-- start Extract to read --

Re: Speed up COPY FROM text/CSV parsing using SIMD - Mailing list pgsql-hackers

From Manni Wood
Subject Re: Speed up COPY FROM text/CSV parsing using SIMD
Date
Msg-id CAKWEB6qx9mEd8a-QqDe1xqqyuoR=NzUPwJvyc59sUbLc18RHUQ@mail.gmail.com
Whole thread Raw
In response to Re: Speed up COPY FROM text/CSV parsing using SIMD  (Nathan Bossart <nathandbossart@gmail.com>)
List pgsql-hackers
Hello.

I tried Ayoub Kazar's test files again, using Nazir Bilal Yavuz's v3 patches, but with one difference since my last attempt: this time, I used 5 million lines per file. For each 5 million line file, I ran the import 5 times and averaged the results.

(I found that even using 1 million lines could sometimes produce surprising speedups where the newer algorithm should be at least a tiny bit slower than the non-simd version.)

The text file with no special characters is 30% faster. The CSV file with no special characters is 39% faster. The text file with roughly 1/3rd special characters is 0.5% slower. The CSV file with roughly 1/3rd special characters is 2.7% slower.

I also tried files that alternated lines with no special characters and lines with 1/3rd special characters, thinking I could force the algorithm to continually check whether or not it should use simd and therefore force more overhead in the try-simd/don't-try-simd housekeeping code. The text file was still 50% faster. The CSV file was still 13% faster.

-- end Extract to read --

▶ _What is expected_:
Please translate this sentence from the mailing-list post into Spanish: "The CSV file with no special characters is 39% faster." The data has no connection to the mailing-list post.

-- start Listed entries --

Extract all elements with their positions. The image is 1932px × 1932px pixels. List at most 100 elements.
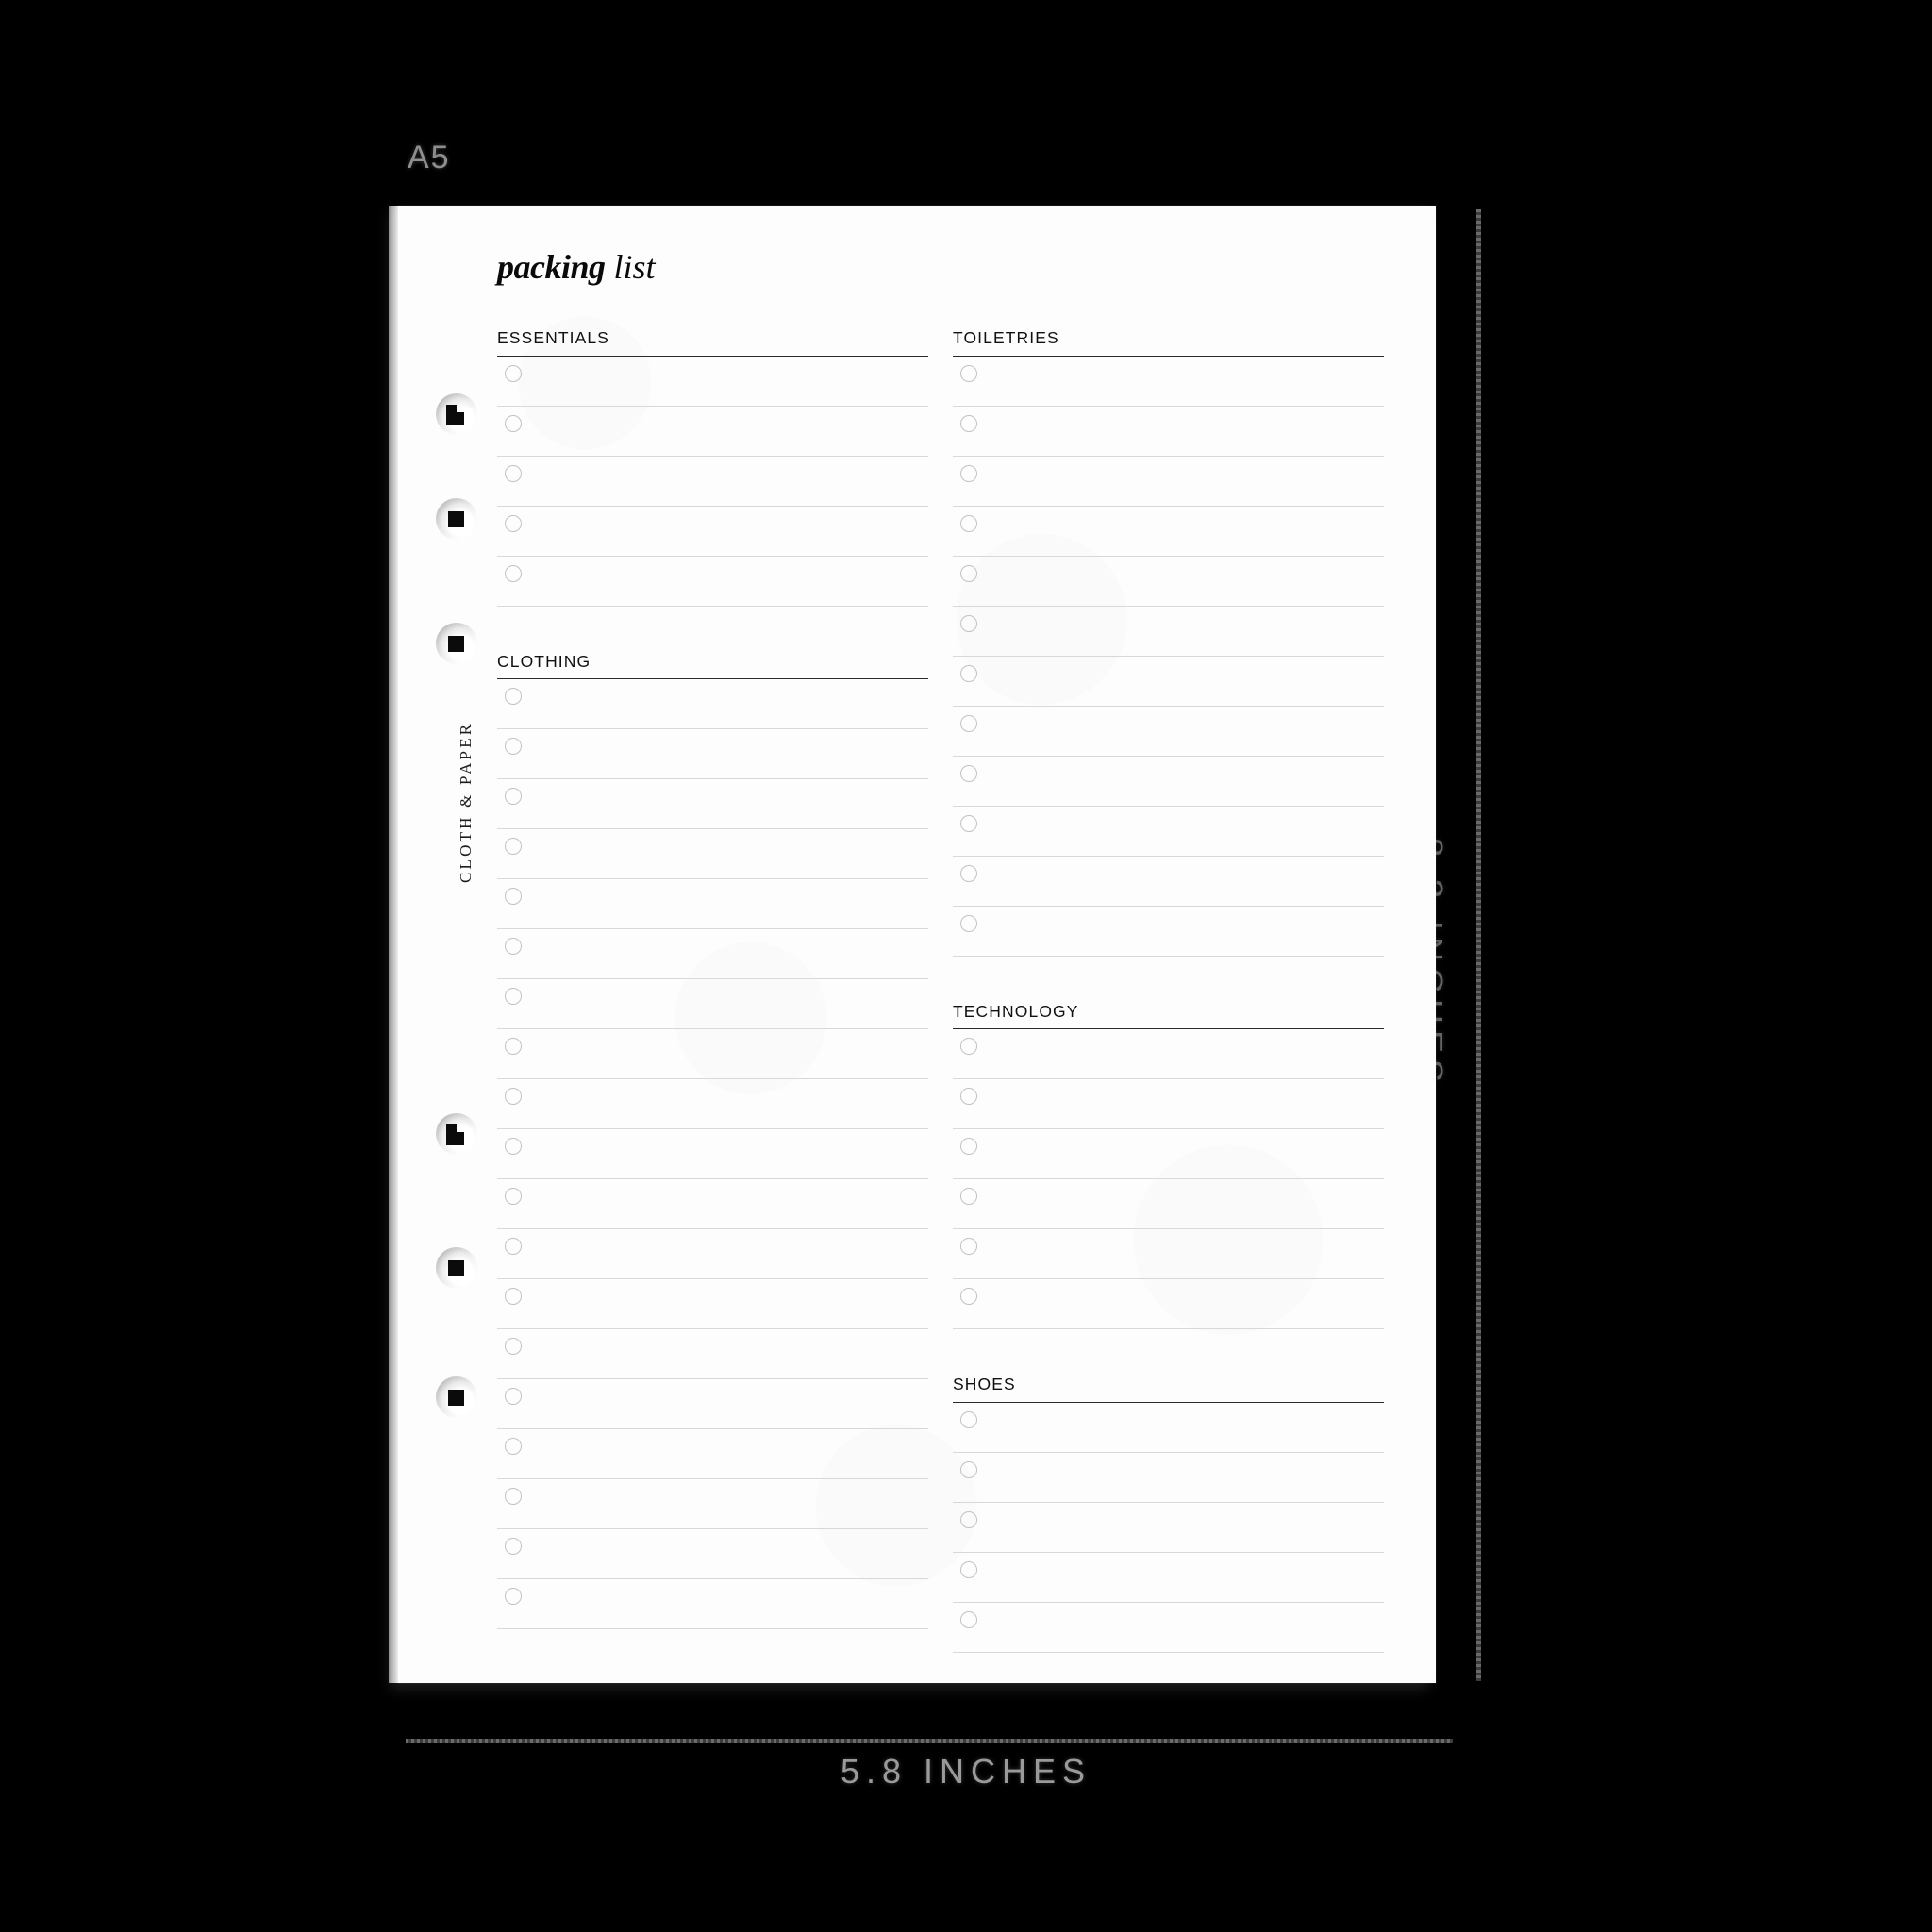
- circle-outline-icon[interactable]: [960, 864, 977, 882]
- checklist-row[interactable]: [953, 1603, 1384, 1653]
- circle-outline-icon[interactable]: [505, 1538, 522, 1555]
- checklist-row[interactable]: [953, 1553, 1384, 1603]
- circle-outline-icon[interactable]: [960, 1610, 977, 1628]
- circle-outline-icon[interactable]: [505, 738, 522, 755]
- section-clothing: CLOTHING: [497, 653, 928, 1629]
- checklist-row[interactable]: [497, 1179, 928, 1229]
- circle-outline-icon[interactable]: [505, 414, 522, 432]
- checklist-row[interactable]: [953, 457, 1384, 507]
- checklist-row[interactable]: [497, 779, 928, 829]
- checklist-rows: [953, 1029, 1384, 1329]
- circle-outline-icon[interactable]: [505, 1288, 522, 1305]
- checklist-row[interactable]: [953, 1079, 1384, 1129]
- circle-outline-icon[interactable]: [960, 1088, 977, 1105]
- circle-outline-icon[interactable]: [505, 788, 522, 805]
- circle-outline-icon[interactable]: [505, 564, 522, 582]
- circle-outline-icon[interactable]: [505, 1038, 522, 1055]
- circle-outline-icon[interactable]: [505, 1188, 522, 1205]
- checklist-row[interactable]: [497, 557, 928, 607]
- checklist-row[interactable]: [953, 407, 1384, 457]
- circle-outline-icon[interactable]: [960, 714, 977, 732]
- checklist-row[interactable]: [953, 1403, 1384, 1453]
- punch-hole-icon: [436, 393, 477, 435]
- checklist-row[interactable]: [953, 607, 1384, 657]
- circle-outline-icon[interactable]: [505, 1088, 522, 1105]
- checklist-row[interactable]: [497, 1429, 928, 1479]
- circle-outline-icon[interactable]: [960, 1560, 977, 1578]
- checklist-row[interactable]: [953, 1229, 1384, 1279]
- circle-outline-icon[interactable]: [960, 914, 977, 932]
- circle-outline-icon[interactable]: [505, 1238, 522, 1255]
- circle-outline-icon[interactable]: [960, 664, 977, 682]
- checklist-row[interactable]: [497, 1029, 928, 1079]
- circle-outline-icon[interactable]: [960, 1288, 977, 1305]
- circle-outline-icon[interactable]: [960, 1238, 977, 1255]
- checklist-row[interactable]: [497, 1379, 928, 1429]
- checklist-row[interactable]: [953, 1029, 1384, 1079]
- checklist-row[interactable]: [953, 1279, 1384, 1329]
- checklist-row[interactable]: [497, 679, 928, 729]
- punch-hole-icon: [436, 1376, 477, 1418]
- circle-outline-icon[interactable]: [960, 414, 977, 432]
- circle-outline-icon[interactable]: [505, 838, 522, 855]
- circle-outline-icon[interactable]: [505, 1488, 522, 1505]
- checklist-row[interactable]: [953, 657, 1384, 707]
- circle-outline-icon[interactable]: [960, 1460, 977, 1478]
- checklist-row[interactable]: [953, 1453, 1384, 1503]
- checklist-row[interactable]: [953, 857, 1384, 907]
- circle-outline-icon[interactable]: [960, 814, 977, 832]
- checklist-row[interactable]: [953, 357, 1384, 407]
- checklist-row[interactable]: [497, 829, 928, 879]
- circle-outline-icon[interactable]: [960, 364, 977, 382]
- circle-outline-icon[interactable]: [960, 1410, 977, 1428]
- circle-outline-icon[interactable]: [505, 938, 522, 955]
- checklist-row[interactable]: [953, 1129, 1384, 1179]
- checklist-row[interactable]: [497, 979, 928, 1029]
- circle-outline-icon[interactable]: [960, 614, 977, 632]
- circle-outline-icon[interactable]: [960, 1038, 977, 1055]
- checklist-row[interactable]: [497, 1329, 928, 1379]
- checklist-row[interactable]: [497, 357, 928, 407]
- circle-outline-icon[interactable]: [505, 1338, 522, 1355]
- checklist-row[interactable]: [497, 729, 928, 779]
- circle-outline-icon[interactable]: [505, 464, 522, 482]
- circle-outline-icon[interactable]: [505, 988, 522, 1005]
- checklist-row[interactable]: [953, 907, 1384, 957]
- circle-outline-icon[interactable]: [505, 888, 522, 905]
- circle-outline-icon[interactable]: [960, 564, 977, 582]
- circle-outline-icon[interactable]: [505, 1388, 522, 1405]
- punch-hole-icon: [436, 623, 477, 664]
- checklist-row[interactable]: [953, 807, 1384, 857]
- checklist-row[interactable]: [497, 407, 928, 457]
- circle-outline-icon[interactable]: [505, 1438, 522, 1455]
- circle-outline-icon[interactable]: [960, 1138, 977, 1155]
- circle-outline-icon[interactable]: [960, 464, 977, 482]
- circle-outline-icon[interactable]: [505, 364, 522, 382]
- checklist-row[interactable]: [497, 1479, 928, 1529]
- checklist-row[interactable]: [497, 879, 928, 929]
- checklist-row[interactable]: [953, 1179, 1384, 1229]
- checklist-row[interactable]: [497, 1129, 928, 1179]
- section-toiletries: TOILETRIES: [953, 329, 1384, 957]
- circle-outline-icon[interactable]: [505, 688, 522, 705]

-- end Listed entries --

▶ _Reply_:
El archivo CSV sin caracteres especiales es un 39 % más rápido.